[PROVIDED DATA]
*-*-*

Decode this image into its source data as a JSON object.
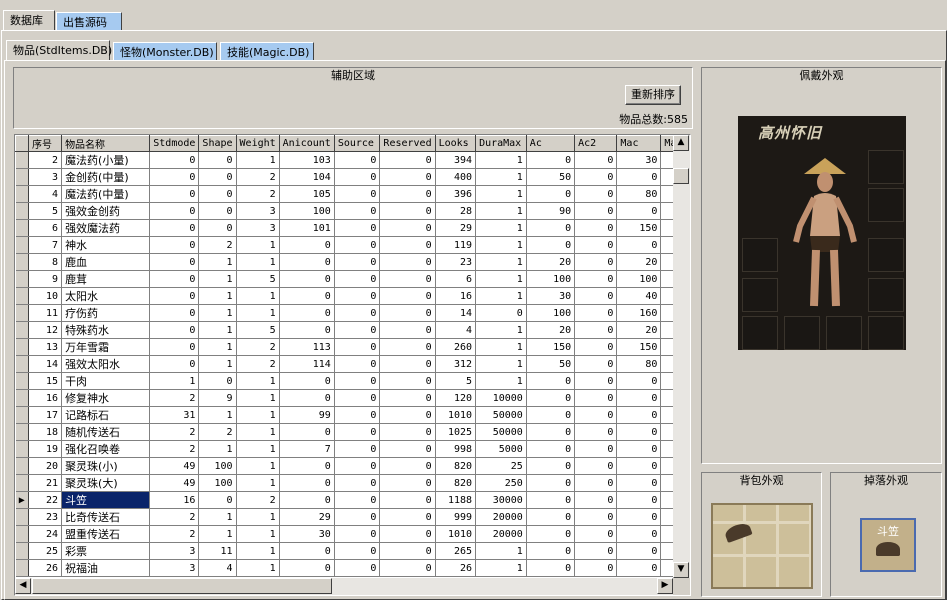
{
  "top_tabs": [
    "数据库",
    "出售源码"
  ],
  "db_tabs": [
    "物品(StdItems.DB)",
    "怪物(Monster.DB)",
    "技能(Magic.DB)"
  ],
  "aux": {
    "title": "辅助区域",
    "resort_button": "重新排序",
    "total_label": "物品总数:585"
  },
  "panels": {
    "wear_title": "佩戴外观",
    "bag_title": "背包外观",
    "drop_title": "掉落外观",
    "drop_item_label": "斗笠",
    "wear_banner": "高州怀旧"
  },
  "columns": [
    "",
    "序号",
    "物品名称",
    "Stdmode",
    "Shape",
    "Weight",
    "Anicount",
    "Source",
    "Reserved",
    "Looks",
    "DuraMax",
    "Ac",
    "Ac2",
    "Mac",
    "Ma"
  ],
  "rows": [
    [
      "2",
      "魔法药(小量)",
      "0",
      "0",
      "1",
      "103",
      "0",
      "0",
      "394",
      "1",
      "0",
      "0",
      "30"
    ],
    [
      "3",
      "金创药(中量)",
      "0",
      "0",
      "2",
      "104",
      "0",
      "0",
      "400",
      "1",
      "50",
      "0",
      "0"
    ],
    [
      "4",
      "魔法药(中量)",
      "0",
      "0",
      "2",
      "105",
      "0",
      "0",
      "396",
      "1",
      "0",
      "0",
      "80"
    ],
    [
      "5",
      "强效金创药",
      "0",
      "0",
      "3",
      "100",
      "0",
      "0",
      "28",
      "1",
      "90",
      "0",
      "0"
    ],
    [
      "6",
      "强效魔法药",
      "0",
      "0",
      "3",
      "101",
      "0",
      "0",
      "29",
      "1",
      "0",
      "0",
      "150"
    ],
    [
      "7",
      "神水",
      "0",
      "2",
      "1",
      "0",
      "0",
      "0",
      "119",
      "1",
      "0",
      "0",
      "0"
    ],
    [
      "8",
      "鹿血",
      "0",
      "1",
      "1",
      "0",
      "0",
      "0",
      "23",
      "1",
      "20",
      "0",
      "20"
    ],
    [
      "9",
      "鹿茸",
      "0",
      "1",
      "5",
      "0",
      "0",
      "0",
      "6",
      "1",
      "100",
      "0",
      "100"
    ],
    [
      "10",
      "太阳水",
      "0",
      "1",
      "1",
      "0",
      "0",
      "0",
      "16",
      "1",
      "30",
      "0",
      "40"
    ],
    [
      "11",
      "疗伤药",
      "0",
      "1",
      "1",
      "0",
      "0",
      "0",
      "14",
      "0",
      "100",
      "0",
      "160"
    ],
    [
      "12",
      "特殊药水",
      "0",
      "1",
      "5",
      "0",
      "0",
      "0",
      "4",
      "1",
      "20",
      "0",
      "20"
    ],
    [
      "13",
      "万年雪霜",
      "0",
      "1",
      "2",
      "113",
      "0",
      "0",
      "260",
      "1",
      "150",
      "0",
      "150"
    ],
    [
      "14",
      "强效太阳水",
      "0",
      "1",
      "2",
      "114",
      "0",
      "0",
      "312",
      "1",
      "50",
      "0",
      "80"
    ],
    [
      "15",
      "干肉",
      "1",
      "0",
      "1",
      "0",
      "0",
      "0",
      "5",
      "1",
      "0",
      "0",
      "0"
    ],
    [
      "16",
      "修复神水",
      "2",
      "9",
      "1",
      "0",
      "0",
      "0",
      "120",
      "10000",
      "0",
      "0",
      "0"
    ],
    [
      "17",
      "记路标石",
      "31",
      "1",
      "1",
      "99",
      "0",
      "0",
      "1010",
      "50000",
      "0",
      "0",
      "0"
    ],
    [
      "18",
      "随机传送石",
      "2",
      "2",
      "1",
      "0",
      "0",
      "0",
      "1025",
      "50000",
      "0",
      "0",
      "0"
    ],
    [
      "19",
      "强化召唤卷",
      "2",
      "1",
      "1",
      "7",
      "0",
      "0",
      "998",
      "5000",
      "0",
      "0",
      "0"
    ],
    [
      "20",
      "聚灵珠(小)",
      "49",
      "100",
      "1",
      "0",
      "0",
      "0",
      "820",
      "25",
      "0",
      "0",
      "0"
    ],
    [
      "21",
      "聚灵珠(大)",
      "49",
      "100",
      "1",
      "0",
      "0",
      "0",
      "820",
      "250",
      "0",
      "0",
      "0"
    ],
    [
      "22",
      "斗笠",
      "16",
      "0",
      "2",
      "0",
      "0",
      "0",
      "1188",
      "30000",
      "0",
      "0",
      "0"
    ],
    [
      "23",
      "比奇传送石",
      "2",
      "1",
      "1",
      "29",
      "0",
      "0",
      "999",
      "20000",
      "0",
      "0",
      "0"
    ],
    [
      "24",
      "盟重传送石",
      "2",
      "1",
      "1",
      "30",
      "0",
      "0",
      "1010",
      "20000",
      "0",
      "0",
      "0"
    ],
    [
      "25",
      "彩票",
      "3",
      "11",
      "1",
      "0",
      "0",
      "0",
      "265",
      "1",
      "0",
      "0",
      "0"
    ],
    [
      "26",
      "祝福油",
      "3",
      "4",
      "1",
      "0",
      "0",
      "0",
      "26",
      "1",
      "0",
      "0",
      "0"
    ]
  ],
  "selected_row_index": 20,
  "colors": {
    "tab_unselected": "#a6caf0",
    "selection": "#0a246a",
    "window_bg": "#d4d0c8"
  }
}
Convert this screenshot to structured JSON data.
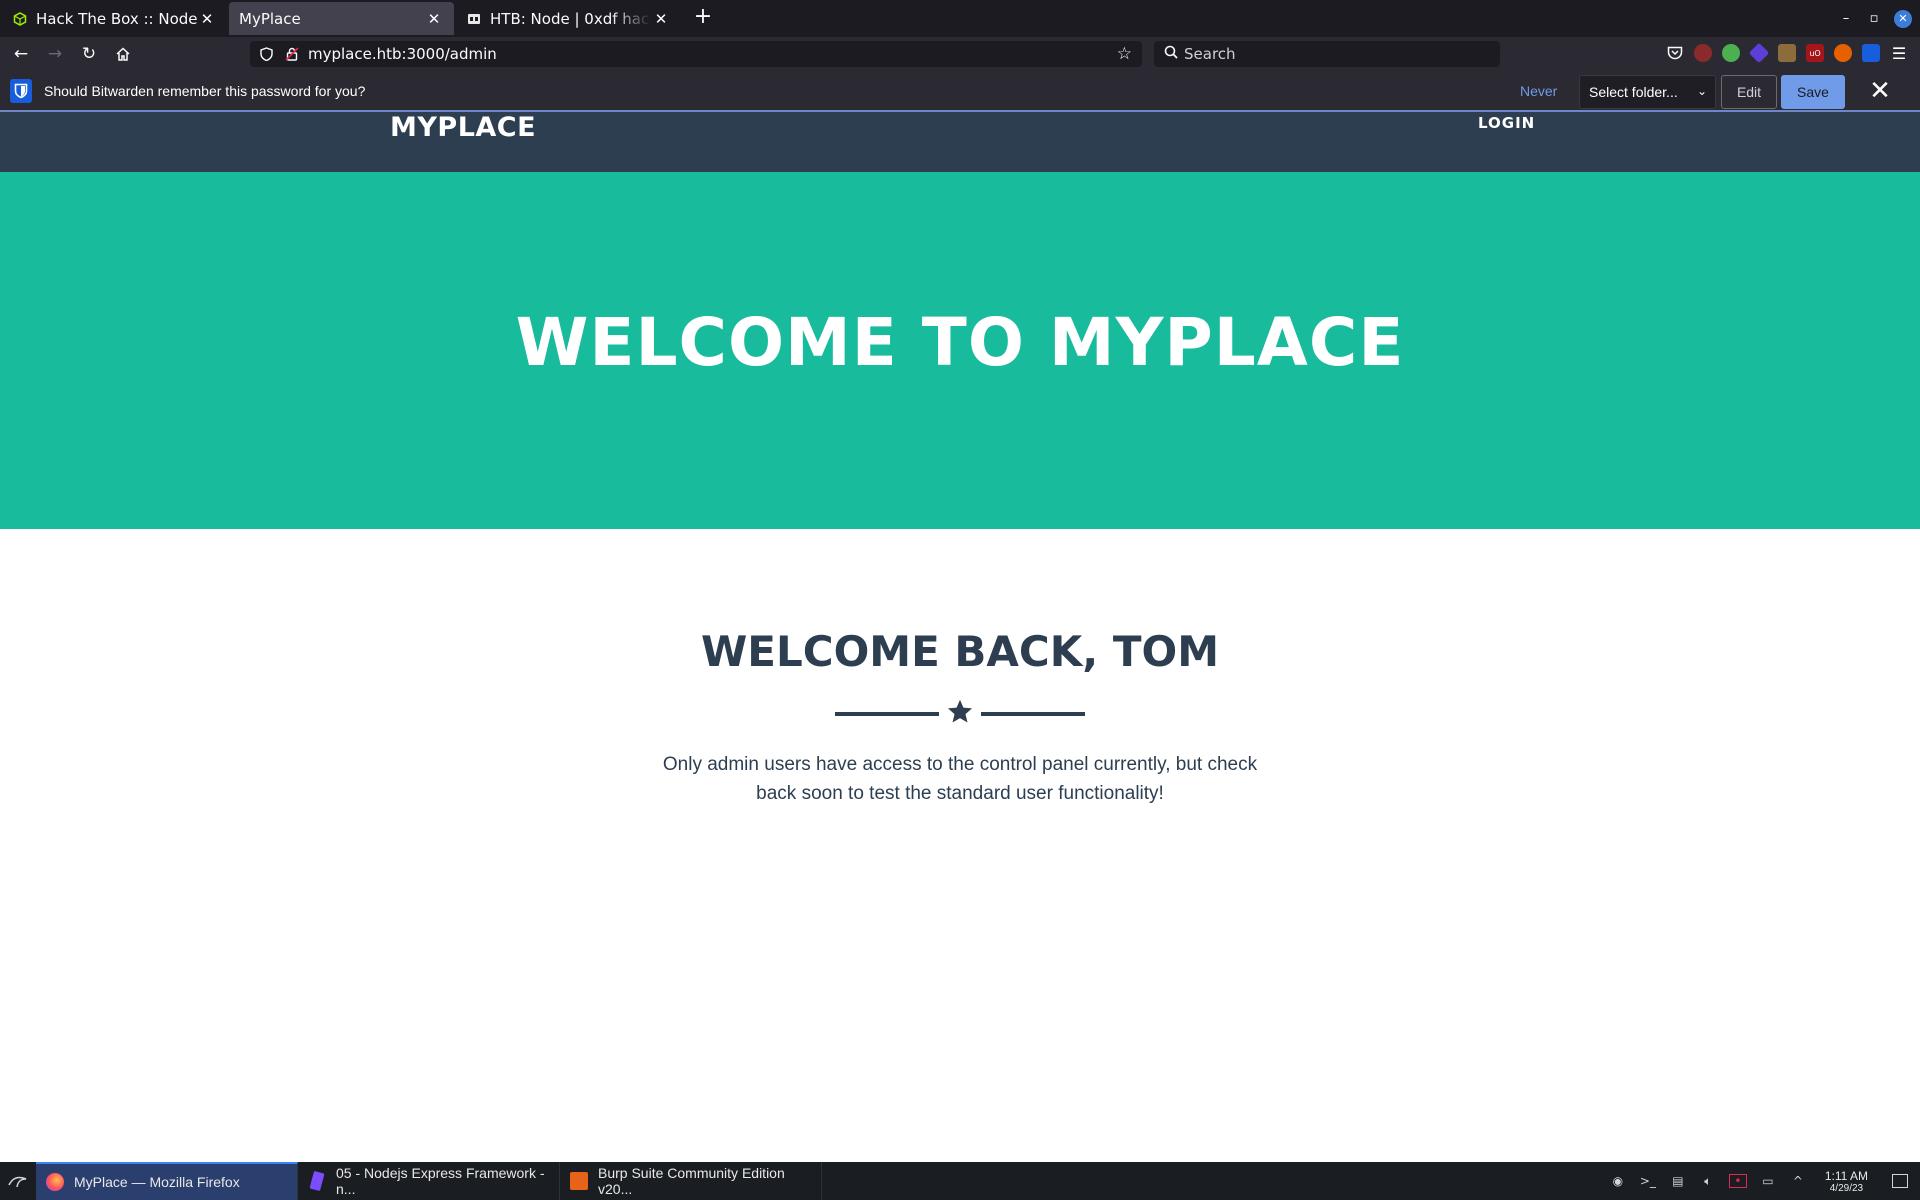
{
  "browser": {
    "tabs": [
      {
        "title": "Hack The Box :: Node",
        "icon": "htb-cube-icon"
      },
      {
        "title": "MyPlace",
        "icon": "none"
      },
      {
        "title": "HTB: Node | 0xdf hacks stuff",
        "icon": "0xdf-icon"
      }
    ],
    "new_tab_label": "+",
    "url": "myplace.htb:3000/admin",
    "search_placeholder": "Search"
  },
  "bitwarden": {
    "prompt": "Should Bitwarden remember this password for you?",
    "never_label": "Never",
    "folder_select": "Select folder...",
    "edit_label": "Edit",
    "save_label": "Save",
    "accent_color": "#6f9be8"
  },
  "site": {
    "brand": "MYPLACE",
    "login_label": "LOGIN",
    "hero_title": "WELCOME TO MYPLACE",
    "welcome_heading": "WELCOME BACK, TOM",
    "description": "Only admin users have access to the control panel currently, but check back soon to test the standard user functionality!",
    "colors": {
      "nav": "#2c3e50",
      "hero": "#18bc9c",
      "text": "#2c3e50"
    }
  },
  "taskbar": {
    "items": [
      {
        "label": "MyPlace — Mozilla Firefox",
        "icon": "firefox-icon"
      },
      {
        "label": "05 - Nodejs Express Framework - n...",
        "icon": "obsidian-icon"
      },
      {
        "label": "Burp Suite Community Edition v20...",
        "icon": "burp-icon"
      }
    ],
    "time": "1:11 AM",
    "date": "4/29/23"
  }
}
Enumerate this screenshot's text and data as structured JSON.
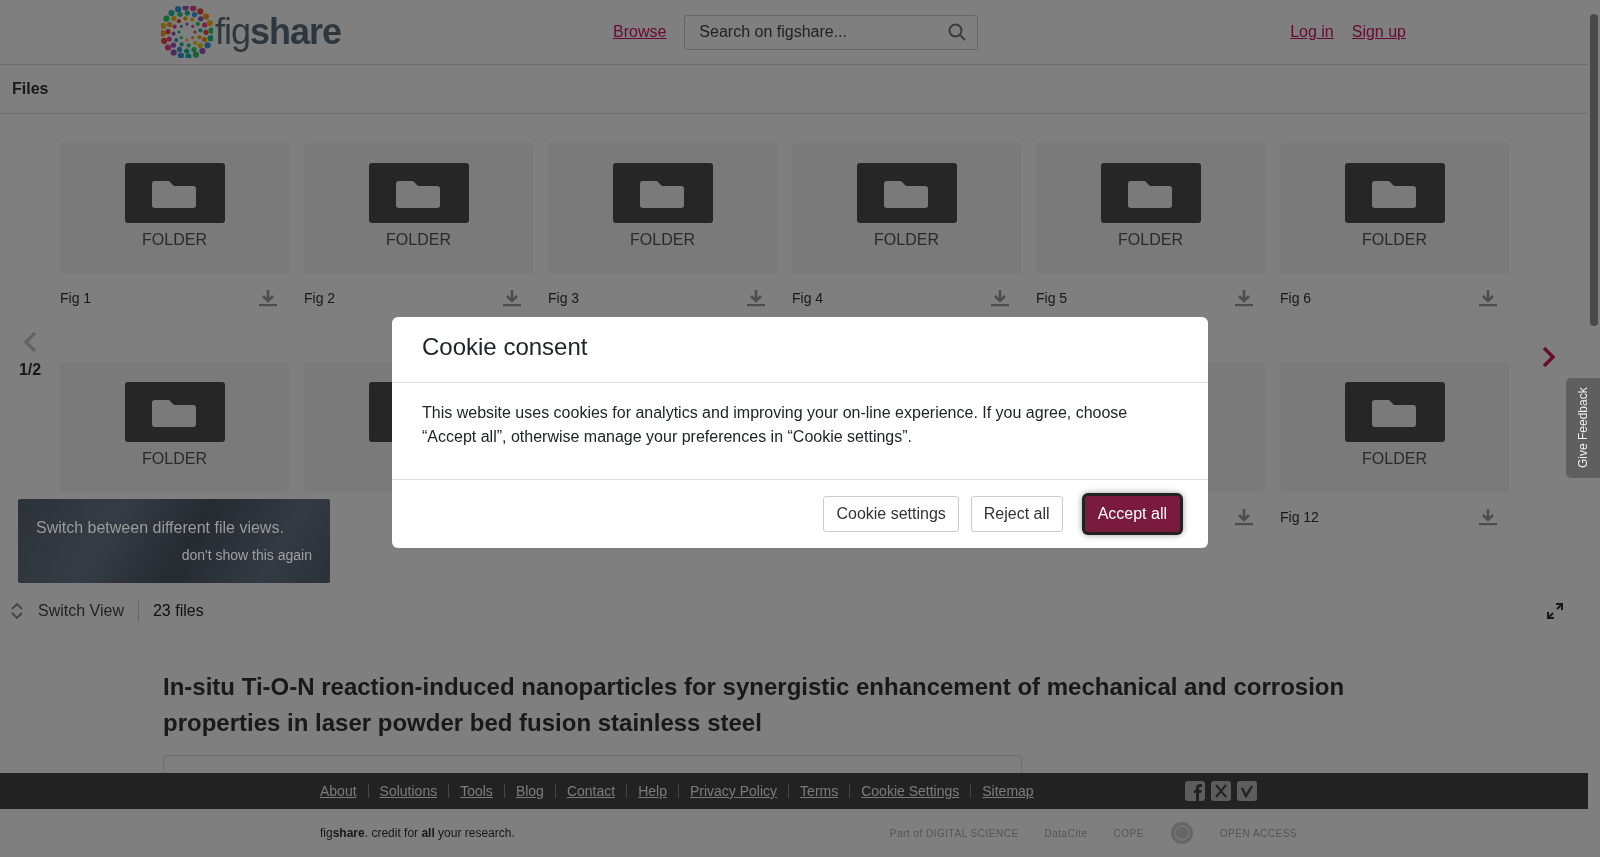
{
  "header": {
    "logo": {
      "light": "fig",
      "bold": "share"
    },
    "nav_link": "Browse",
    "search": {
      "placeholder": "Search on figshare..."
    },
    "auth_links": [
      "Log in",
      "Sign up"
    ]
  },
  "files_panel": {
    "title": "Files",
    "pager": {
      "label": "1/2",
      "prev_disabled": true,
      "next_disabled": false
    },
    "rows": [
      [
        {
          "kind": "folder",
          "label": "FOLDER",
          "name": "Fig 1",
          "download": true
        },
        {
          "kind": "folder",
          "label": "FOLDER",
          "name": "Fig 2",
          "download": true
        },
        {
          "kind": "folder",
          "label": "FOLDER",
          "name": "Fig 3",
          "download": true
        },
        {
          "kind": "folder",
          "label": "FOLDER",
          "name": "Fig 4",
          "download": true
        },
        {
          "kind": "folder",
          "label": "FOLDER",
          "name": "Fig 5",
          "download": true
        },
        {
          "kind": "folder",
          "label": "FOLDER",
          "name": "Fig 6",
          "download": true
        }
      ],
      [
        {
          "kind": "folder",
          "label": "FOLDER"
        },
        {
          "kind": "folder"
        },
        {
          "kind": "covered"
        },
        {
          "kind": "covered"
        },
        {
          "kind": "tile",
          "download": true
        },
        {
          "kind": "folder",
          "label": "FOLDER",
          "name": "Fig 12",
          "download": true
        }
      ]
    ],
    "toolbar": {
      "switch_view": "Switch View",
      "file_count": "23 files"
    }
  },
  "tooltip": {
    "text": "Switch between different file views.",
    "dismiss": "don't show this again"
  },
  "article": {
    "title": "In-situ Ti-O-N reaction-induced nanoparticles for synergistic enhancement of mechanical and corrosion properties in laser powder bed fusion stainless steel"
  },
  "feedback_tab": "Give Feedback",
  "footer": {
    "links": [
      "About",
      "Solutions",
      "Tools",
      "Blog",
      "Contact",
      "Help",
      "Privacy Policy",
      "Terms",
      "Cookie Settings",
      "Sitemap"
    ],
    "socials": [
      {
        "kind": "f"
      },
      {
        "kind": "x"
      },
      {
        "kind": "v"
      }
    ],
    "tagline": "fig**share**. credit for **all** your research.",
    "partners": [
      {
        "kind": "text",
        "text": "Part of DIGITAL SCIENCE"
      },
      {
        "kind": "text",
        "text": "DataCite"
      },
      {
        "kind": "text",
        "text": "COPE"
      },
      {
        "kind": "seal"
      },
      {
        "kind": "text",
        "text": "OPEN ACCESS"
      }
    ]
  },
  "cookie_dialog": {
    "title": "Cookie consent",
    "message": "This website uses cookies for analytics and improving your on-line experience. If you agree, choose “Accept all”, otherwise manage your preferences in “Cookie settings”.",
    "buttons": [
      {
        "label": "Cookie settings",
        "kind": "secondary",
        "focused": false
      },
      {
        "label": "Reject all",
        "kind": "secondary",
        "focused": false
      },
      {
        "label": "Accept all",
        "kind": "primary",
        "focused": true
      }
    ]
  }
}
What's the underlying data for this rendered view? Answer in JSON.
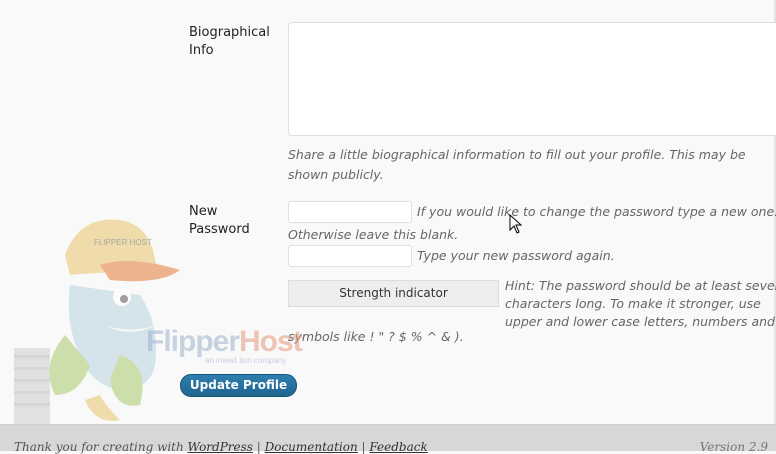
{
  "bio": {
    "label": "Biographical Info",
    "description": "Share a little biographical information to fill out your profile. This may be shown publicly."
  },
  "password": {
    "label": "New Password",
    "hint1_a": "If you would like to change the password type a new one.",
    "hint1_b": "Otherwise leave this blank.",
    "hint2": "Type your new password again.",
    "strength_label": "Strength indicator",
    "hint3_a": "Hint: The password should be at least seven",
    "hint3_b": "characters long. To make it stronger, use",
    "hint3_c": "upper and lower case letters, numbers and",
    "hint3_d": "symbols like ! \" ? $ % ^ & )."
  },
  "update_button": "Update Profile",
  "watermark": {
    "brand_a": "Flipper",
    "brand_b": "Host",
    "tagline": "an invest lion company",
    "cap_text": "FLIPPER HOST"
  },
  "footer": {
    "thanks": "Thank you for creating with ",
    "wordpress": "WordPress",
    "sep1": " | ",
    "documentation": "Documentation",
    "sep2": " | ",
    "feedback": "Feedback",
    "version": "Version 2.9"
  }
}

*-*-*

[SHORT TASK] Reproduce the lines above, exactly and exclusively, from the line containing "What's the underlying" down to the last line, both included; pictures are not part of the copy.

[TASK RESULT]
What's the underlying data for this rendered view? Answer in JSON.
{
  "bio": {
    "label": "Biographical Info",
    "description": "Share a little biographical information to fill out your profile. This may be shown publicly."
  },
  "password": {
    "label": "New Password",
    "hint1_a": "If you would like to change the password type a new one.",
    "hint1_b": "Otherwise leave this blank.",
    "hint2": "Type your new password again.",
    "strength_label": "Strength indicator",
    "hint3_a": "Hint: The password should be at least seven",
    "hint3_b": "characters long. To make it stronger, use",
    "hint3_c": "upper and lower case letters, numbers and",
    "hint3_d": "symbols like ! \" ? $ % ^ & )."
  },
  "update_button": "Update Profile",
  "watermark": {
    "brand_a": "Flipper",
    "brand_b": "Host",
    "tagline": "an invest lion company",
    "cap_text": "FLIPPER HOST"
  },
  "footer": {
    "thanks": "Thank you for creating with ",
    "wordpress": "WordPress",
    "sep1": " | ",
    "documentation": "Documentation",
    "sep2": " | ",
    "feedback": "Feedback",
    "version": "Version 2.9"
  }
}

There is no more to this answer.